• [TASK DETAILS]: Output each line exactly as it appears, skipping any embedded picture.

• [ENTRIES SHOWN]:
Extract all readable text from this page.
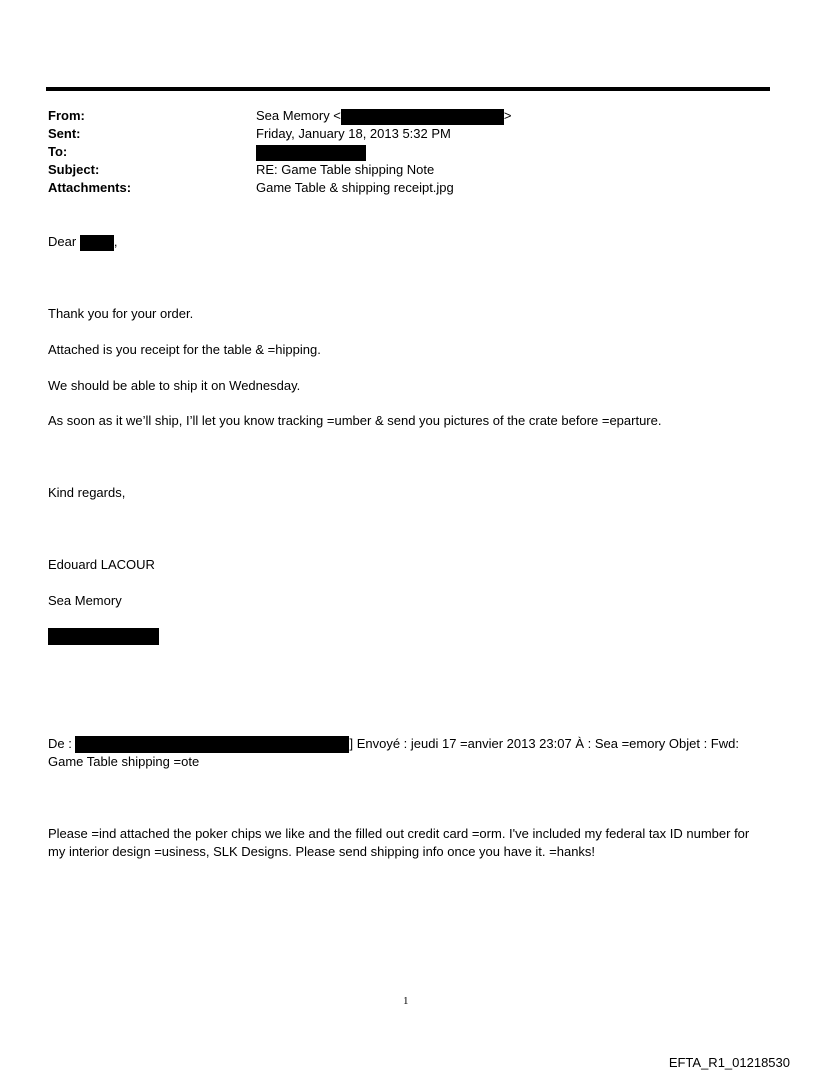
From:	Sea Memory <	>
Sent:	Friday, January 18, 2013 5:32 PM
To:
Subject:	RE: Game Table shipping Note
Attachments:	Game Table & shipping receipt.jpg
Dear	,
Thank you for your order.
Attached is you receipt for the table & =hipping.
We should be able to ship it on Wednesday.
As soon as it we’ll ship, I’ll let you know tracking =umber & send you pictures of the crate before =eparture.
Kind regards,
Edouard LACOUR
Sea Memory
De :	] Envoyé : jeudi 17 =anvier 2013 23:07 À : Sea =emory Objet : Fwd:
Game Table shipping =ote
Please =ind attached the poker chips we like and the filled out credit card =orm. I've included my federal tax ID number for my interior design =usiness, SLK Designs. Please send shipping info once you have it. =hanks!
1
EFTA_R1_01218530
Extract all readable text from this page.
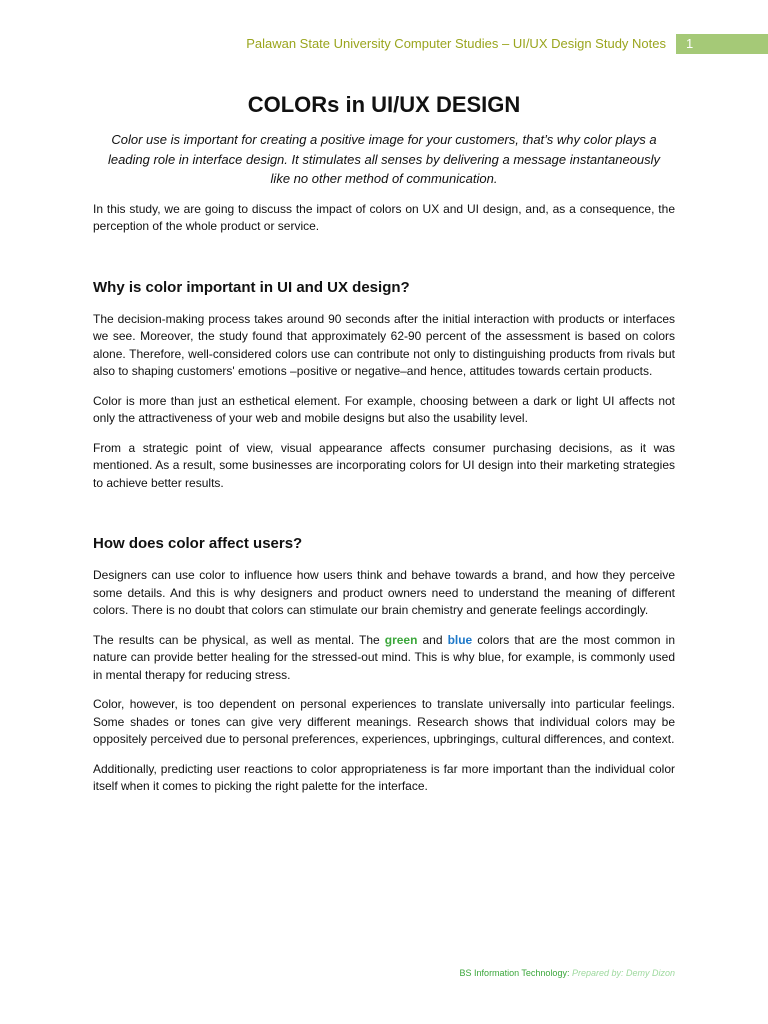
Palawan State University Computer Studies – UI/UX Design Study Notes 1
COLORs in UI/UX DESIGN
Color use is important for creating a positive image for your customers, that’s why color plays a leading role in interface design. It stimulates all senses by delivering a message instantaneously like no other method of communication.

In this study, we are going to discuss the impact of colors on UX and UI design, and, as a consequence, the perception of the whole product or service.

Why is color important in UI and UX design?

The decision-making process takes around 90 seconds after the initial interaction with products or interfaces we see. Moreover, the study found that approximately 62-90 percent of the assessment is based on colors alone. Therefore, well-considered colors use can contribute not only to distinguishing products from rivals but also to shaping customers' emotions –positive or negative–and hence, attitudes towards certain products.

Color is more than just an esthetical element. For example, choosing between a dark or light UI affects not only the attractiveness of your web and mobile designs but also the usability level.

From a strategic point of view, visual appearance affects consumer purchasing decisions, as it was mentioned. As a result, some businesses are incorporating colors for UI design into their marketing strategies to achieve better results.

How does color affect users?

Designers can use color to influence how users think and behave towards a brand, and how they perceive some details. And this is why designers and product owners need to understand the meaning of different colors. There is no doubt that colors can stimulate our brain chemistry and generate feelings accordingly.

The results can be physical, as well as mental. The green and blue colors that are the most common in nature can provide better healing for the stressed-out mind. This is why blue, for example, is commonly used in mental therapy for reducing stress.

Color, however, is too dependent on personal experiences to translate universally into particular feelings. Some shades or tones can give very different meanings. Research shows that individual colors may be oppositely perceived due to personal preferences, experiences, upbringings, cultural differences, and context.

Additionally, predicting user reactions to color appropriateness is far more important than the individual color itself when it comes to picking the right palette for the interface.

BS Information Technology: Prepared by: Demy Dizon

• [EXERCISE RESULT]:
Extract all readable text from this page.
From:	Sea Memory <	>
Sent:	Friday, January 18, 2013 5:32 PM
To:
Subject:	RE: Game Table shipping Note
Attachments:	Game Table & shipping receipt.jpg
Dear	,
Thank you for your order.
Attached is you receipt for the table & =hipping.
We should be able to ship it on Wednesday.
As soon as it we’ll ship, I’ll let you know tracking =umber & send you pictures of the crate before =eparture.
Kind regards,
Edouard LACOUR
Sea Memory
De :	] Envoyé : jeudi 17 =anvier 2013 23:07 À : Sea =emory Objet : Fwd:
Game Table shipping =ote
Please =ind attached the poker chips we like and the filled out credit card =orm. I've included my federal tax ID number for my interior design =usiness, SLK Designs. Please send shipping info once you have it. =hanks!
1
EFTA_R1_01218530
Extract all readable text from this page.
Palawan State University Computer Studies – UI/UX Design Study Notes 1
COLORs in UI/UX DESIGN
Color use is important for creating a positive image for your customers, that’s why color plays a leading role in interface design. It stimulates all senses by delivering a message instantaneously like no other method of communication.

In this study, we are going to discuss the impact of colors on UX and UI design, and, as a consequence, the perception of the whole product or service.

Why is color important in UI and UX design?

The decision-making process takes around 90 seconds after the initial interaction with products or interfaces we see. Moreover, the study found that approximately 62-90 percent of the assessment is based on colors alone. Therefore, well-considered colors use can contribute not only to distinguishing products from rivals but also to shaping customers' emotions –positive or negative–and hence, attitudes towards certain products.

Color is more than just an esthetical element. For example, choosing between a dark or light UI affects not only the attractiveness of your web and mobile designs but also the usability level.

From a strategic point of view, visual appearance affects consumer purchasing decisions, as it was mentioned. As a result, some businesses are incorporating colors for UI design into their marketing strategies to achieve better results.

How does color affect users?

Designers can use color to influence how users think and behave towards a brand, and how they perceive some details. And this is why designers and product owners need to understand the meaning of different colors. There is no doubt that colors can stimulate our brain chemistry and generate feelings accordingly.

The results can be physical, as well as mental. The green and blue colors that are the most common in nature can provide better healing for the stressed-out mind. This is why blue, for example, is commonly used in mental therapy for reducing stress.

Color, however, is too dependent on personal experiences to translate universally into particular feelings. Some shades or tones can give very different meanings. Research shows that individual colors may be oppositely perceived due to personal preferences, experiences, upbringings, cultural differences, and context.

Additionally, predicting user reactions to color appropriateness is far more important than the individual color itself when it comes to picking the right palette for the interface.

BS Information Technology: Prepared by: Demy Dizon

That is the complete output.